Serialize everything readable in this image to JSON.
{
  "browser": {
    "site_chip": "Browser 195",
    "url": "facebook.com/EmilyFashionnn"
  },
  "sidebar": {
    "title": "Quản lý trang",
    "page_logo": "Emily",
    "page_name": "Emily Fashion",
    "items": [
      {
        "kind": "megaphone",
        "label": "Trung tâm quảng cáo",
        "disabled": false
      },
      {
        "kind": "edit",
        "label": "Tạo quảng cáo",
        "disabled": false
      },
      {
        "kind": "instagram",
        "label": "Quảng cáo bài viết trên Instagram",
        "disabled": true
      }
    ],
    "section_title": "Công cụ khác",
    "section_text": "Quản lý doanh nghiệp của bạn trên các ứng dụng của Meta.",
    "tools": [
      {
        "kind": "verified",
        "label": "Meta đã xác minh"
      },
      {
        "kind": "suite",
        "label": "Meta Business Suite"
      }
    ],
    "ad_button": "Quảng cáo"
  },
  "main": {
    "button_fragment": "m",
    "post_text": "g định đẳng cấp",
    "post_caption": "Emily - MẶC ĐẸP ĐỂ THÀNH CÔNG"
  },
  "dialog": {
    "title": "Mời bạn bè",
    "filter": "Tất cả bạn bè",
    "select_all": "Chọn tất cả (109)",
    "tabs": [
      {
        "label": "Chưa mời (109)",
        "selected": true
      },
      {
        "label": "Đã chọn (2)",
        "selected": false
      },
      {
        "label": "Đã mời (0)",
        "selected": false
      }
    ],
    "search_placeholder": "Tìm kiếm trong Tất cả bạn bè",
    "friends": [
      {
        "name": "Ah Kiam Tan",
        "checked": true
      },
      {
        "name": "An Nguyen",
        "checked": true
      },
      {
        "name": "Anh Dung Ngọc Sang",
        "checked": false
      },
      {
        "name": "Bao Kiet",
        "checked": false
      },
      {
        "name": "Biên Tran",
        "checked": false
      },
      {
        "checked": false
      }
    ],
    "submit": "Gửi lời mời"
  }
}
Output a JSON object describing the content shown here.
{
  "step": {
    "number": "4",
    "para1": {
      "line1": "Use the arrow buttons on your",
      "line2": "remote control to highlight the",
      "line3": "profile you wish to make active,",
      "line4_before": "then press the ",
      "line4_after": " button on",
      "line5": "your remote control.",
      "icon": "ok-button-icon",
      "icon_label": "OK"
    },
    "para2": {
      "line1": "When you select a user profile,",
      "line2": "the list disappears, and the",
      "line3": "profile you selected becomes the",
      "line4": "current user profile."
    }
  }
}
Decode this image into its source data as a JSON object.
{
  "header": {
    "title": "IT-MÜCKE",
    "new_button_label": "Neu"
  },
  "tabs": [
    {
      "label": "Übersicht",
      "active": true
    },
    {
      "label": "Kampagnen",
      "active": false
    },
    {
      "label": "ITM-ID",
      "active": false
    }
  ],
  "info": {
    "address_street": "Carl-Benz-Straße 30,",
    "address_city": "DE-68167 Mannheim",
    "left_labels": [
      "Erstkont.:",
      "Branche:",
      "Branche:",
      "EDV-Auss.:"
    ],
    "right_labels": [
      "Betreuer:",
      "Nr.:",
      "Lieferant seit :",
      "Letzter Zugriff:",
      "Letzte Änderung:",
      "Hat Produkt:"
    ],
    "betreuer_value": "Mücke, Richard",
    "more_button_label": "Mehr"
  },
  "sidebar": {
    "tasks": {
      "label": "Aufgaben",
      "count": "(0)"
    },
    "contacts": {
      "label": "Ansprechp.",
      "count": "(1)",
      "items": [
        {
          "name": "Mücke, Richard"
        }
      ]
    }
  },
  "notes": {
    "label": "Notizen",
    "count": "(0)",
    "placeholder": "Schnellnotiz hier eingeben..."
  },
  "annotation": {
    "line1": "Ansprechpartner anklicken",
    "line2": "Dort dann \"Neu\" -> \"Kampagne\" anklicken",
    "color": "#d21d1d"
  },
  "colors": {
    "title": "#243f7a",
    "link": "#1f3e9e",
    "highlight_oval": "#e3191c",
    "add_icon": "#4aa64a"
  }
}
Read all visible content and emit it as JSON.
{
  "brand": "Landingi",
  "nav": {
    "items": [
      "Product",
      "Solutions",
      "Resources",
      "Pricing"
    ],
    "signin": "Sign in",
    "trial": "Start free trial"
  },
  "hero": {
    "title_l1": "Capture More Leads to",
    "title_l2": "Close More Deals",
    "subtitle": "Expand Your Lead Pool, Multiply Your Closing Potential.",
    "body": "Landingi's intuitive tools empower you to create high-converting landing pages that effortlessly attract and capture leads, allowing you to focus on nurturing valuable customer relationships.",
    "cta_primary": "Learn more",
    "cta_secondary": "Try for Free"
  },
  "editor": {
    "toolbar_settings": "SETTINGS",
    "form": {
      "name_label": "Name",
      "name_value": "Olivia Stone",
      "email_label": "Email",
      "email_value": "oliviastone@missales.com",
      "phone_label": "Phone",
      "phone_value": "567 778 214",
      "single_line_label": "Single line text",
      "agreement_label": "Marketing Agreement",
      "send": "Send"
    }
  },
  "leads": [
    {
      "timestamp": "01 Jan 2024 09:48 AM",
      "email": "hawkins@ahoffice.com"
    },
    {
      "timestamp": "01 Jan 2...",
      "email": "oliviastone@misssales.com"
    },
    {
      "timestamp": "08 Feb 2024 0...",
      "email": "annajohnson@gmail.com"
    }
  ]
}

□ □ □ □

-- WHAT IS ASKED --
Of the lines in the material above, state how many contain the string "object"; give no other text.

-- ANSWER --
2